**WORK TO DO**
Give a verbatim quotation of every record.

[Stored data]
'''

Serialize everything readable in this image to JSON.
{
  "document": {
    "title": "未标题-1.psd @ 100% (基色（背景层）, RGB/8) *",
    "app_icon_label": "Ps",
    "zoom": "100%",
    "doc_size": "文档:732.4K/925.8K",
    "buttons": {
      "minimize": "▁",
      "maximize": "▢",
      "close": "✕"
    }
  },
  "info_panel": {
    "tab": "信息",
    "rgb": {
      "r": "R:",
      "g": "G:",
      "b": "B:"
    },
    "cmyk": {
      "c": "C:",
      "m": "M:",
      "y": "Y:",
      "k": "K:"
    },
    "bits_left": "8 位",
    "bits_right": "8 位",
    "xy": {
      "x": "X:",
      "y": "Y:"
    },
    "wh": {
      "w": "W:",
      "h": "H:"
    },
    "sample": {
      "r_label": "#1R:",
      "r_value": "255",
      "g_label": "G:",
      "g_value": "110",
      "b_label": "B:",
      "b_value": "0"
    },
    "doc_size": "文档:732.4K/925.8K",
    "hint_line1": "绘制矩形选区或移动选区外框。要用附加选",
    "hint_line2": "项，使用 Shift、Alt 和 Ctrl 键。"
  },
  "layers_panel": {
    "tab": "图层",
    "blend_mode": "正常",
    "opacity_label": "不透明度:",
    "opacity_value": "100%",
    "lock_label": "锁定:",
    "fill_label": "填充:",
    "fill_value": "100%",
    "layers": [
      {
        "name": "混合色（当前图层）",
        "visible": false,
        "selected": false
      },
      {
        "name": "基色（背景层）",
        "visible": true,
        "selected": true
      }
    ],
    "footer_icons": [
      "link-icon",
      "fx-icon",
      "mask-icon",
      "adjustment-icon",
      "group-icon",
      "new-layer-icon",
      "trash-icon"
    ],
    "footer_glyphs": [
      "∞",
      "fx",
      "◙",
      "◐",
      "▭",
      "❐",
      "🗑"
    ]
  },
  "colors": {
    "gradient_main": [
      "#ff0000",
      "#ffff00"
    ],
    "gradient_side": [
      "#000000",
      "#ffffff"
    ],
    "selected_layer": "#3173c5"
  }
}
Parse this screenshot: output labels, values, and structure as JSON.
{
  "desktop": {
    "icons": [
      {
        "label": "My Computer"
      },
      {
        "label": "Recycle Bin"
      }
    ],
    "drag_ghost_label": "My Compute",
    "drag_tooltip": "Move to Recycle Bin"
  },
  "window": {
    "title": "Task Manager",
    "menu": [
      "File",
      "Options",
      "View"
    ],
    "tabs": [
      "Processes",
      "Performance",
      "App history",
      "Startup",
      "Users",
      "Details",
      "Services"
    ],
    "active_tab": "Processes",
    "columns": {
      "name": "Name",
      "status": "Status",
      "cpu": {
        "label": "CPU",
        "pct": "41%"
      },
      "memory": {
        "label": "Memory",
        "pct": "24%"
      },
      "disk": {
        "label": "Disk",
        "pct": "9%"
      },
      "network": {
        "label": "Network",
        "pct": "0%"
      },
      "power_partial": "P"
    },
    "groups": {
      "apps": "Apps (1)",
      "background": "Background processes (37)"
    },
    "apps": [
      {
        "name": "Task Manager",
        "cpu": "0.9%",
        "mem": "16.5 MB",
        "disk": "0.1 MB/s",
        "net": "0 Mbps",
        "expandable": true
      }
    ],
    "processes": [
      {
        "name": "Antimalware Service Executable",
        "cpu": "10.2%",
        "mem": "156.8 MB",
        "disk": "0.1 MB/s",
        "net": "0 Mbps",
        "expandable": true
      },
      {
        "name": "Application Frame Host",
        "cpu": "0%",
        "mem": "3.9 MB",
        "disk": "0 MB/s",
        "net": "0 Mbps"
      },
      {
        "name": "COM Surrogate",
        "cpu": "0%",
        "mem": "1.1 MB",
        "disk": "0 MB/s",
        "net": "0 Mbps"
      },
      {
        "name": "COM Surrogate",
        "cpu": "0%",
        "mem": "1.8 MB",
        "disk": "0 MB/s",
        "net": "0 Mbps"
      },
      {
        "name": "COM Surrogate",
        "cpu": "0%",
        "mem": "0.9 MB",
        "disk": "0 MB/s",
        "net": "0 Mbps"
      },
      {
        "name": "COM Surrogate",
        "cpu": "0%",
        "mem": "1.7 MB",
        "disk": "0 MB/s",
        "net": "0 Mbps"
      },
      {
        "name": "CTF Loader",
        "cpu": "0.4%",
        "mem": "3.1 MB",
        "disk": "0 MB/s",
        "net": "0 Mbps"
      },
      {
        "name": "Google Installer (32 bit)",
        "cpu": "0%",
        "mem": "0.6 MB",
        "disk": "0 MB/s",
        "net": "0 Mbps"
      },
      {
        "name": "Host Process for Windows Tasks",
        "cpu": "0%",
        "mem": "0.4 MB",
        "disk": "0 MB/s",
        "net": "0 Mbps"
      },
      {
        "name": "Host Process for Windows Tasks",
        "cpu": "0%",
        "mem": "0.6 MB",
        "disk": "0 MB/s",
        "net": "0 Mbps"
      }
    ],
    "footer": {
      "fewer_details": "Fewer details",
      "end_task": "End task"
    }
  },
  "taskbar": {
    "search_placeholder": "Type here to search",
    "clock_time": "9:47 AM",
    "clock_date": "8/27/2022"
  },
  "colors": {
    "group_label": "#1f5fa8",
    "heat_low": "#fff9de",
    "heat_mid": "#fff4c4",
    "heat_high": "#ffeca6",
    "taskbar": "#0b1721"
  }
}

'''

**WRITTEN SOLUTION**
Serialize everything readable in this image to JSON.
{
  "document": {
    "title": "未标题-1.psd @ 100% (基色（背景层）, RGB/8) *",
    "app_icon_label": "Ps",
    "zoom": "100%",
    "doc_size": "文档:732.4K/925.8K",
    "buttons": {
      "minimize": "▁",
      "maximize": "▢",
      "close": "✕"
    }
  },
  "info_panel": {
    "tab": "信息",
    "rgb": {
      "r": "R:",
      "g": "G:",
      "b": "B:"
    },
    "cmyk": {
      "c": "C:",
      "m": "M:",
      "y": "Y:",
      "k": "K:"
    },
    "bits_left": "8 位",
    "bits_right": "8 位",
    "xy": {
      "x": "X:",
      "y": "Y:"
    },
    "wh": {
      "w": "W:",
      "h": "H:"
    },
    "sample": {
      "r_label": "#1R:",
      "r_value": "255",
      "g_label": "G:",
      "g_value": "110",
      "b_label": "B:",
      "b_value": "0"
    },
    "doc_size": "文档:732.4K/925.8K",
    "hint_line1": "绘制矩形选区或移动选区外框。要用附加选",
    "hint_line2": "项，使用 Shift、Alt 和 Ctrl 键。"
  },
  "layers_panel": {
    "tab": "图层",
    "blend_mode": "正常",
    "opacity_label": "不透明度:",
    "opacity_value": "100%",
    "lock_label": "锁定:",
    "fill_label": "填充:",
    "fill_value": "100%",
    "layers": [
      {
        "name": "混合色（当前图层）",
        "visible": false,
        "selected": false
      },
      {
        "name": "基色（背景层）",
        "visible": true,
        "selected": true
      }
    ],
    "footer_icons": [
      "link-icon",
      "fx-icon",
      "mask-icon",
      "adjustment-icon",
      "group-icon",
      "new-layer-icon",
      "trash-icon"
    ],
    "footer_glyphs": [
      "∞",
      "fx",
      "◙",
      "◐",
      "▭",
      "❐",
      "🗑"
    ]
  },
  "colors": {
    "gradient_main": [
      "#ff0000",
      "#ffff00"
    ],
    "gradient_side": [
      "#000000",
      "#ffffff"
    ],
    "selected_layer": "#3173c5"
  }
}
Parse this screenshot: output labels, values, and structure as JSON.
{
  "desktop": {
    "icons": [
      {
        "label": "My Computer"
      },
      {
        "label": "Recycle Bin"
      }
    ],
    "drag_ghost_label": "My Compute",
    "drag_tooltip": "Move to Recycle Bin"
  },
  "window": {
    "title": "Task Manager",
    "menu": [
      "File",
      "Options",
      "View"
    ],
    "tabs": [
      "Processes",
      "Performance",
      "App history",
      "Startup",
      "Users",
      "Details",
      "Services"
    ],
    "active_tab": "Processes",
    "columns": {
      "name": "Name",
      "status": "Status",
      "cpu": {
        "label": "CPU",
        "pct": "41%"
      },
      "memory": {
        "label": "Memory",
        "pct": "24%"
      },
      "disk": {
        "label": "Disk",
        "pct": "9%"
      },
      "network": {
        "label": "Network",
        "pct": "0%"
      },
      "power_partial": "P"
    },
    "groups": {
      "apps": "Apps (1)",
      "background": "Background processes (37)"
    },
    "apps": [
      {
        "name": "Task Manager",
        "cpu": "0.9%",
        "mem": "16.5 MB",
        "disk": "0.1 MB/s",
        "net": "0 Mbps",
        "expandable": true
      }
    ],
    "processes": [
      {
        "name": "Antimalware Service Executable",
        "cpu": "10.2%",
        "mem": "156.8 MB",
        "disk": "0.1 MB/s",
        "net": "0 Mbps",
        "expandable": true
      },
      {
        "name": "Application Frame Host",
        "cpu": "0%",
        "mem": "3.9 MB",
        "disk": "0 MB/s",
        "net": "0 Mbps"
      },
      {
        "name": "COM Surrogate",
        "cpu": "0%",
        "mem": "1.1 MB",
        "disk": "0 MB/s",
        "net": "0 Mbps"
      },
      {
        "name": "COM Surrogate",
        "cpu": "0%",
        "mem": "1.8 MB",
        "disk": "0 MB/s",
        "net": "0 Mbps"
      },
      {
        "name": "COM Surrogate",
        "cpu": "0%",
        "mem": "0.9 MB",
        "disk": "0 MB/s",
        "net": "0 Mbps"
      },
      {
        "name": "COM Surrogate",
        "cpu": "0%",
        "mem": "1.7 MB",
        "disk": "0 MB/s",
        "net": "0 Mbps"
      },
      {
        "name": "CTF Loader",
        "cpu": "0.4%",
        "mem": "3.1 MB",
        "disk": "0 MB/s",
        "net": "0 Mbps"
      },
      {
        "name": "Google Installer (32 bit)",
        "cpu": "0%",
        "mem": "0.6 MB",
        "disk": "0 MB/s",
        "net": "0 Mbps"
      },
      {
        "name": "Host Process for Windows Tasks",
        "cpu": "0%",
        "mem": "0.4 MB",
        "disk": "0 MB/s",
        "net": "0 Mbps"
      },
      {
        "name": "Host Process for Windows Tasks",
        "cpu": "0%",
        "mem": "0.6 MB",
        "disk": "0 MB/s",
        "net": "0 Mbps"
      }
    ],
    "footer": {
      "fewer_details": "Fewer details",
      "end_task": "End task"
    }
  },
  "taskbar": {
    "search_placeholder": "Type here to search",
    "clock_time": "9:47 AM",
    "clock_date": "8/27/2022"
  },
  "colors": {
    "group_label": "#1f5fa8",
    "heat_low": "#fff9de",
    "heat_mid": "#fff4c4",
    "heat_high": "#ffeca6",
    "taskbar": "#0b1721"
  }
}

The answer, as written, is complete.